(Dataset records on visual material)
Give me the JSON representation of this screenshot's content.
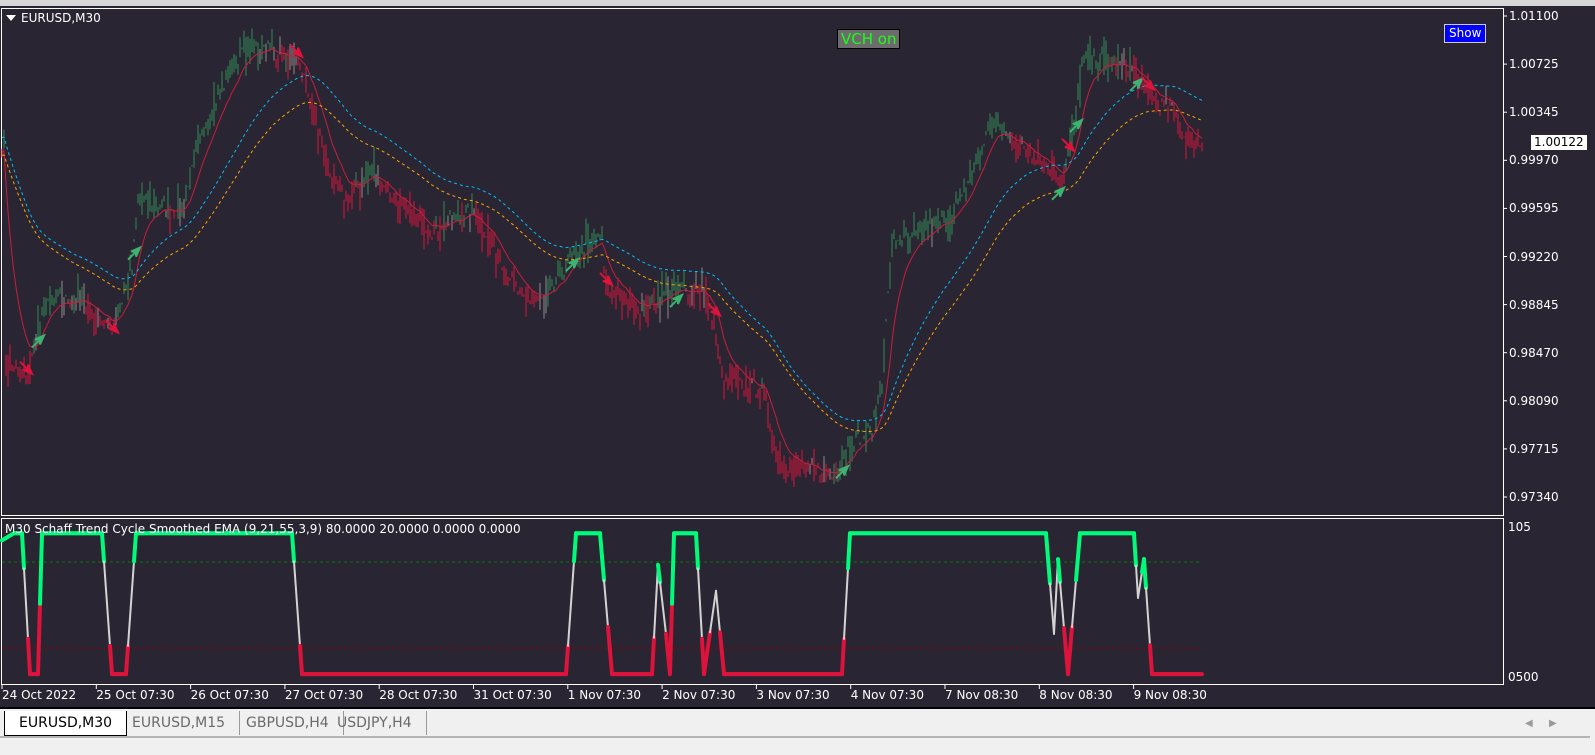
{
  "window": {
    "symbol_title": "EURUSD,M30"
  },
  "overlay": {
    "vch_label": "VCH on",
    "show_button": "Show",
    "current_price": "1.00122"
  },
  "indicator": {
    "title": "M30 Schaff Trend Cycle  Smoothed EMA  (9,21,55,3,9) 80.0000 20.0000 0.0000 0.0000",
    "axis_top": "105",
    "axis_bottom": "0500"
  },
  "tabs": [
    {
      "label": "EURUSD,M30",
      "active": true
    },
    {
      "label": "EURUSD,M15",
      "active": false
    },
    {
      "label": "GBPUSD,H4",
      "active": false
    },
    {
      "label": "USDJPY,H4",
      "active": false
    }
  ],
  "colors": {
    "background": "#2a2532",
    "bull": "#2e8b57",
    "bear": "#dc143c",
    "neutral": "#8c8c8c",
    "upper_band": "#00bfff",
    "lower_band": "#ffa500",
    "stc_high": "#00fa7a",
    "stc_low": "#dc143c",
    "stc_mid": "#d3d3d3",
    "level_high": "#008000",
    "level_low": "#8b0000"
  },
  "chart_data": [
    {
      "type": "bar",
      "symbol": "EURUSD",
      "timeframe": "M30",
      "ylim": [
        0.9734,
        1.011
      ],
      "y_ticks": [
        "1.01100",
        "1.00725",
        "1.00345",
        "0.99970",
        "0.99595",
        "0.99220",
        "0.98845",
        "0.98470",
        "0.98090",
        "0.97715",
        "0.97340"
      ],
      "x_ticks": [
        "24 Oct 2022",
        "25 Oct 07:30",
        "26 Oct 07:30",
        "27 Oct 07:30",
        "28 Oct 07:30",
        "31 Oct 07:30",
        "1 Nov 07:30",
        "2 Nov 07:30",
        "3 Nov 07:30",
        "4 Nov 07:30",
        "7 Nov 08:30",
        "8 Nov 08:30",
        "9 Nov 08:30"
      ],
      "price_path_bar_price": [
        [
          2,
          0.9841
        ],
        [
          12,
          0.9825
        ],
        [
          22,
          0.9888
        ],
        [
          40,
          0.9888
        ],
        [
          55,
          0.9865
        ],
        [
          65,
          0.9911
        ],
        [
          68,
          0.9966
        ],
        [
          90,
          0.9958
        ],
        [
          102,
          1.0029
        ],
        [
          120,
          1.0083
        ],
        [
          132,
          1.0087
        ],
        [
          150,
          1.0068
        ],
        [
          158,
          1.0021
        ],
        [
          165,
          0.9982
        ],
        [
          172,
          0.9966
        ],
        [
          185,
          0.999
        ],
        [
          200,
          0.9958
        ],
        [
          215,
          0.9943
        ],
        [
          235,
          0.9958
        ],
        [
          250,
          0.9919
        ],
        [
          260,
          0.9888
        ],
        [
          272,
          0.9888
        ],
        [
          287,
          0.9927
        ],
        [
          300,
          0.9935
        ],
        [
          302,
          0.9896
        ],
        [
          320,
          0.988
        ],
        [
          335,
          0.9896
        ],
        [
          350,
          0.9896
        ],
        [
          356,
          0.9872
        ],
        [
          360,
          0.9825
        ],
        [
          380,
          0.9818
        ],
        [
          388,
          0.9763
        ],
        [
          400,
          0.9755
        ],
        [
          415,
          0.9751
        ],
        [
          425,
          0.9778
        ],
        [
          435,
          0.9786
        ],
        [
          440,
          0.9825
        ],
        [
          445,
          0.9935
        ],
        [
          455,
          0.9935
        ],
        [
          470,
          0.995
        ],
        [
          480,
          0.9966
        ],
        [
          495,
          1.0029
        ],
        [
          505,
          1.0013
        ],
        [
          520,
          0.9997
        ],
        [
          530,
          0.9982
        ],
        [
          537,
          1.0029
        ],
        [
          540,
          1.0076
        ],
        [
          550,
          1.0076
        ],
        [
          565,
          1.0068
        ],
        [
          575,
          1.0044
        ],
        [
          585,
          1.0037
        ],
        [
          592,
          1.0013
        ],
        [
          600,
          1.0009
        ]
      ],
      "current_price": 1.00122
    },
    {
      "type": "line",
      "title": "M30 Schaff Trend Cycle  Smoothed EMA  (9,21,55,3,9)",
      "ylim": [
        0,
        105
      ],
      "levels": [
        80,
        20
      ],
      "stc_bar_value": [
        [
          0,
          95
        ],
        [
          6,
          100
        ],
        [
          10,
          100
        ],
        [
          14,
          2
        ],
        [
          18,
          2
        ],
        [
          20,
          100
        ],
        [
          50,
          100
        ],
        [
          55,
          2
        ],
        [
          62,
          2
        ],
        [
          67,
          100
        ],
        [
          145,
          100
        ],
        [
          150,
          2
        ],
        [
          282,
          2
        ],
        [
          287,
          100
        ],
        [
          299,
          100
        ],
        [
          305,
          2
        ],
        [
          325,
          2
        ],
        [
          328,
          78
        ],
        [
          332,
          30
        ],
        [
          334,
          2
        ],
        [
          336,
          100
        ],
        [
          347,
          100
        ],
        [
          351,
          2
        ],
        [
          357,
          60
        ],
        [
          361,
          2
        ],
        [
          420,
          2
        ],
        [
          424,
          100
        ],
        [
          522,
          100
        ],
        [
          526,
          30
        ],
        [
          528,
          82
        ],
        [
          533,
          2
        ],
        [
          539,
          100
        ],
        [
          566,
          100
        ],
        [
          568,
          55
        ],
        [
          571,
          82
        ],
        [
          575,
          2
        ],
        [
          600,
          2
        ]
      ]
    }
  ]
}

Work to complete
Pull out every line of the records that includes the string "EURUSD".

Solved problem
    "symbol_title": "EURUSD,M30"
      "label": "EURUSD,M30",
      "label": "EURUSD,M15",
      "symbol": "EURUSD",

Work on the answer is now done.